> Written task
Lines that contain the string "transmitter" are to be copied; leave out all others.

> Extracted material
..........

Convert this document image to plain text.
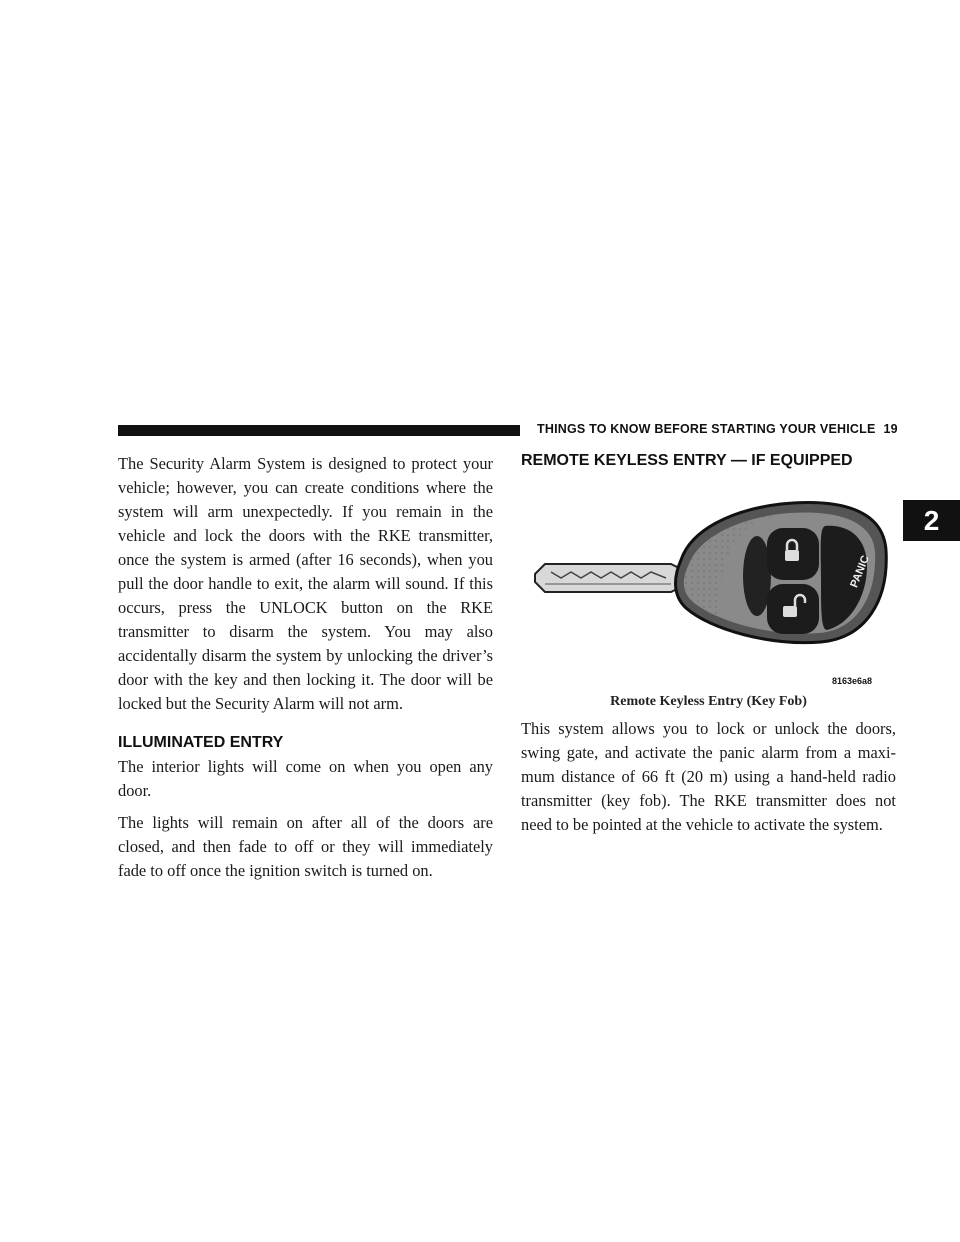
THINGS TO KNOW BEFORE STARTING YOUR VEHICLE 19
2

The Security Alarm System is designed to protect your vehicle; however, you can create conditions where the system will arm unexpectedly. If you remain in the vehicle and lock the doors with the RKE transmitter, once the system is armed (after 16 seconds), when you pull the door handle to exit, the alarm will sound. If this occurs, press the UNLOCK button on the RKE transmitter to disarm the system. You may also accidentally disarm the system by unlocking the driver’s door with the key and then locking it. The door will be locked but the Security Alarm will not arm.

ILLUMINATED ENTRY

The interior lights will come on when you open any door.

The lights will remain on after all of the doors are closed, and then fade to off or they will immediately fade to off once the ignition switch is turned on.

REMOTE KEYLESS ENTRY — IF EQUIPPED
PANIC
8163e6a8
Remote Keyless Entry (Key Fob)

This system allows you to lock or unlock the doors, swing gate, and activate the panic alarm from a maxi-mum distance of 66 ft (20 m) using a hand-held radio transmitter (key fob). The RKE transmitter does not need to be pointed at the vehicle to activate the system.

..........

> Exercise response
The Security Alarm System is designed to protect your vehicle; however, you can create conditions where the system will arm unexpectedly. If you remain in the vehicle and lock the doors with the RKE transmitter, once the system is armed (after 16 seconds), when you pull the door handle to exit, the alarm will sound. If this occurs, press the UNLOCK button on the RKE transmitter to disarm the system. You may also accidentally disarm the system by unlocking the driver’s door with the key and then locking it. The door will be locked but the Security Alarm will not arm.
This system allows you to lock or unlock the doors, swing gate, and activate the panic alarm from a maxi-mum distance of 66 ft (20 m) using a hand-held radio transmitter (key fob). The RKE transmitter does not need to be pointed at the vehicle to activate the system.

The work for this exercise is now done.